═══ The data

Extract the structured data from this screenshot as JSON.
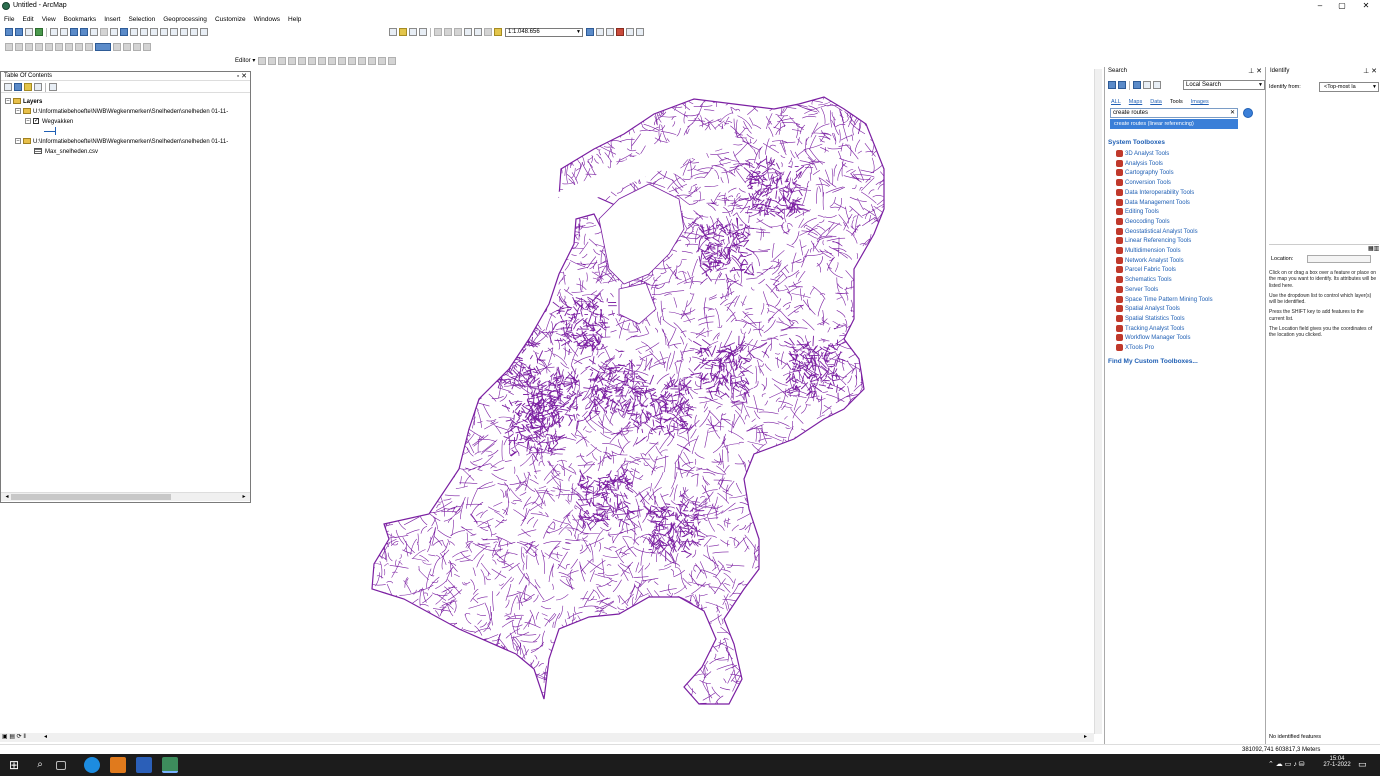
{
  "window": {
    "title": "Untitled - ArcMap"
  },
  "menu": [
    "File",
    "Edit",
    "View",
    "Bookmarks",
    "Insert",
    "Selection",
    "Geoprocessing",
    "Customize",
    "Windows",
    "Help"
  ],
  "toolbar": {
    "scale": "1:1.048.656",
    "editor_label": "Editor ▾"
  },
  "toc": {
    "title": "Table Of Contents",
    "root": "Layers",
    "items": [
      {
        "label": "U:\\Informatiebehoefte\\NWB\\Wegkenmerken\\Snelheden\\snelheden 01-11-"
      },
      {
        "label": "Wegvakken"
      },
      {
        "label": "U:\\Informatiebehoefte\\NWB\\Wegkenmerken\\Snelheden\\snelheden 01-11-"
      },
      {
        "label": "Max_snelheden.csv"
      }
    ]
  },
  "search": {
    "title": "Search",
    "scope": "Local Search",
    "categories": [
      "ALL",
      "Maps",
      "Data",
      "Tools",
      "Images"
    ],
    "query": "create routes",
    "suggestion": "create routes (linear referencing)",
    "system_toolboxes_label": "System Toolboxes",
    "toolboxes": [
      "3D Analyst Tools",
      "Analysis Tools",
      "Cartography Tools",
      "Conversion Tools",
      "Data Interoperability Tools",
      "Data Management Tools",
      "Editing Tools",
      "Geocoding Tools",
      "Geostatistical Analyst Tools",
      "Linear Referencing Tools",
      "Multidimension Tools",
      "Network Analyst Tools",
      "Parcel Fabric Tools",
      "Schematics Tools",
      "Server Tools",
      "Space Time Pattern Mining Tools",
      "Spatial Analyst Tools",
      "Spatial Statistics Tools",
      "Tracking Analyst Tools",
      "Workflow Manager Tools",
      "XTools Pro"
    ],
    "find_custom": "Find My Custom Toolboxes..."
  },
  "identify": {
    "title": "Identify",
    "from_label": "Identify from:",
    "from_value": "<Top-most la",
    "location_label": "Location:",
    "help": [
      "Click on or drag a box over a feature or place on the map you want to identify. Its attributes will be listed here.",
      "Use the dropdown list to control which layer(s) will be identified.",
      "Press the SHIFT key to add features to the current list.",
      "The Location field gives you the coordinates of the location you clicked."
    ],
    "no_features": "No identified features"
  },
  "status": {
    "coords": "381092,741  603817,3 Meters"
  },
  "taskbar": {
    "time": "15:04",
    "date": "27-1-2022"
  },
  "colors": {
    "map_roads": "#7b1fa2",
    "link": "#1f5fb4",
    "selection": "#3a7fd8"
  }
}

══════

Instructions for the task :: Your answer should be a single number: how many lines of the material contain the word "create".

Solution to the exercise :: 2